::: Dataset records :::
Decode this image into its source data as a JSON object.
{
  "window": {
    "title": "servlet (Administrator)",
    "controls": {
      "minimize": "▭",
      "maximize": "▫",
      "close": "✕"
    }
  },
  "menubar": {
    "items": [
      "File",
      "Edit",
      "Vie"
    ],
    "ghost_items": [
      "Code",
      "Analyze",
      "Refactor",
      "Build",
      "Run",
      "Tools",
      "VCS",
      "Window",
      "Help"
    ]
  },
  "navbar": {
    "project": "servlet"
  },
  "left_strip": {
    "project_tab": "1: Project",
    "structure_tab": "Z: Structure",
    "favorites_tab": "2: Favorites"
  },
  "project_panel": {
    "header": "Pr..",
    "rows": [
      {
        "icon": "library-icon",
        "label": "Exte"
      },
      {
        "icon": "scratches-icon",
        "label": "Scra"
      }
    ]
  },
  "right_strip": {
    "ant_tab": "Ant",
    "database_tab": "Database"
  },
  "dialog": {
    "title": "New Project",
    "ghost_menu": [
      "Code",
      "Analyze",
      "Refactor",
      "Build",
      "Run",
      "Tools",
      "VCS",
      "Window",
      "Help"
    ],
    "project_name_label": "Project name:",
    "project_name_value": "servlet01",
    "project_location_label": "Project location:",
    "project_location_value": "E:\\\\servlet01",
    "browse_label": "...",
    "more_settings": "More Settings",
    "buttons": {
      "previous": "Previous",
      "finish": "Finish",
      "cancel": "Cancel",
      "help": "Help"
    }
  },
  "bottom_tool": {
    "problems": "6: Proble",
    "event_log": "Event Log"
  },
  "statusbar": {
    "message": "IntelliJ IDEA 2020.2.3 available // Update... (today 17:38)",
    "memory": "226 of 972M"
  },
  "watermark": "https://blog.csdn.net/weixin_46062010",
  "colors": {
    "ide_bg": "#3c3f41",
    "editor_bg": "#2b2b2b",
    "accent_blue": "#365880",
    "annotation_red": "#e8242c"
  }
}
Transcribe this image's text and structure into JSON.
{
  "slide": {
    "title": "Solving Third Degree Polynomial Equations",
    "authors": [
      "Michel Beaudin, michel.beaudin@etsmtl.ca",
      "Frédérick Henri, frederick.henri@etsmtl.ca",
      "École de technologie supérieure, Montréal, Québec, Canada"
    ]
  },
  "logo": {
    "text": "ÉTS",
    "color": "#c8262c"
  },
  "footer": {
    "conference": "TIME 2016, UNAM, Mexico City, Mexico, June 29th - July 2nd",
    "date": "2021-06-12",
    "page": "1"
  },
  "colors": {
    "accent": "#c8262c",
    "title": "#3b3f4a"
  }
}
:::
• _Task prompt_: Identify the lines in the records above that contain the word "into", then state how many there are and nothing more.

• _Result below_: 2